Dataset items:
=====

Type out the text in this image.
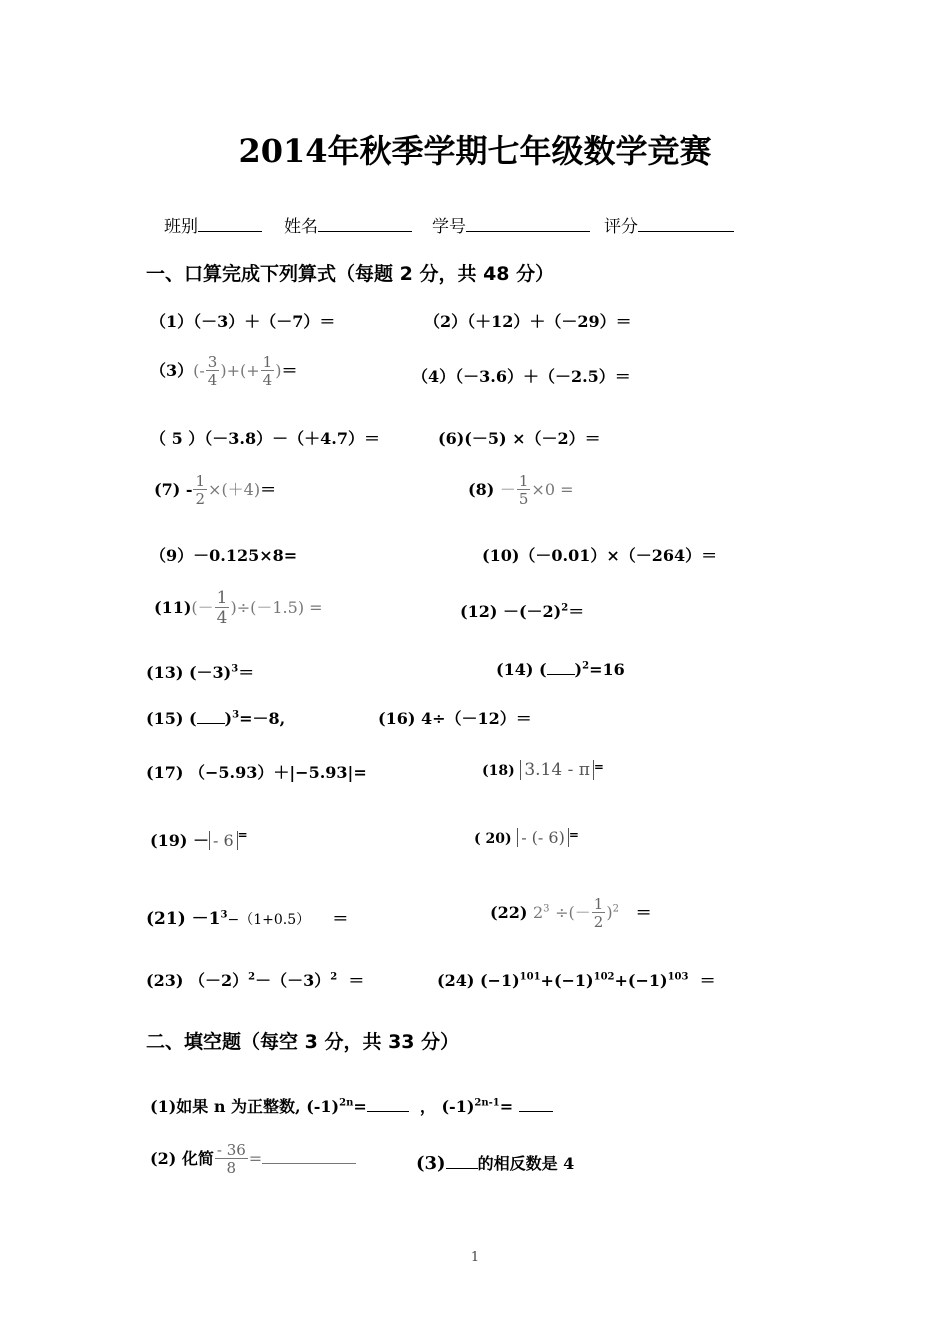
2014年秋季学期七年级数学竞赛
班别	姓名	学号	评分
一、口算完成下列算式（每题 2 分，共 48 分）
（1）（－3）＋（－7）＝	（2）（＋12）＋（－29）＝
$(3)(- \frac{3}{4}$ )+(+ $\frac{1}{4}$ )＝	（4）（－3.6）＋（－2.5）＝
（ 5 ）（－3.8）－（＋4.7）＝	(6)(－5) ×（－2）＝
$(7) - \frac{1}{2} \times(+4)=$	$(8) - \frac{1}{5} \times 0$ =
（9）－0.125×8=	(10)（－0.01）×（－264）＝
$(11)(- \frac{1}{4} )\div(-1.5)$ =	$(12) -(-2)^2=$
(13) $(-3)^3=$	(14) ( )$^2$=16
(15) ( )$^3$=－8,	(16) 4÷（－12）＝
(17) （−5.93）＋|−5.93|=	(18) 3.14 - π =
(19) － - 6 =	( 20) - (- 6) =
$(21) -1^3-(1+0.5)$ ＝	(22) $2^3$ ÷(－ $\frac{1}{2} )^2$ ＝
(23) $(-2)^2-(-3)^2$ ＝	(24) $(-1)^{101}+(-1)^{102}+(-1)^{103}$ ＝
二、填空题（每空 3 分，共 33 分）
(1)如果 n 为正整数, $(-1)^{2n}=$	， $(-1)^{2n-1}=$
(2) 化简 $\frac{- 36}{8}$ =	(3) 的相反数是 4
1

=====

### WHAT TO WORK ON
Go through the entries above and output them exactly, without pictures.

### THE SOLUTION
Type out the text in this image.
2014年秋季学期七年级数学竞赛
班别	姓名	学号	评分
一、口算完成下列算式（每题 2 分，共 48 分）
（1）（－3）＋（－7）＝	（2）（＋12）＋（－29）＝
$(3)(- \frac{3}{4}$ )+(+ $\frac{1}{4}$ )＝	（4）（－3.6）＋（－2.5）＝
（ 5 ）（－3.8）－（＋4.7）＝	(6)(－5) ×（－2）＝
$(7) - \frac{1}{2} \times(+4)=$	$(8) - \frac{1}{5} \times 0$ =
（9）－0.125×8=	(10)（－0.01）×（－264）＝
$(11)(- \frac{1}{4} )\div(-1.5)$ =	$(12) -(-2)^2=$
(13) $(-3)^3=$	(14) ( )$^2$=16
(15) ( )$^3$=－8,	(16) 4÷（－12）＝
(17) （−5.93）＋|−5.93|=	(18) 3.14 - π =
(19) － - 6 =	( 20) - (- 6) =
$(21) -1^3-(1+0.5)$ ＝	(22) $2^3$ ÷(－ $\frac{1}{2} )^2$ ＝
(23) $(-2)^2-(-3)^2$ ＝	(24) $(-1)^{101}+(-1)^{102}+(-1)^{103}$ ＝
二、填空题（每空 3 分，共 33 分）
(1)如果 n 为正整数, $(-1)^{2n}=$	， $(-1)^{2n-1}=$
(2) 化简 $\frac{- 36}{8}$ =	(3) 的相反数是 4
1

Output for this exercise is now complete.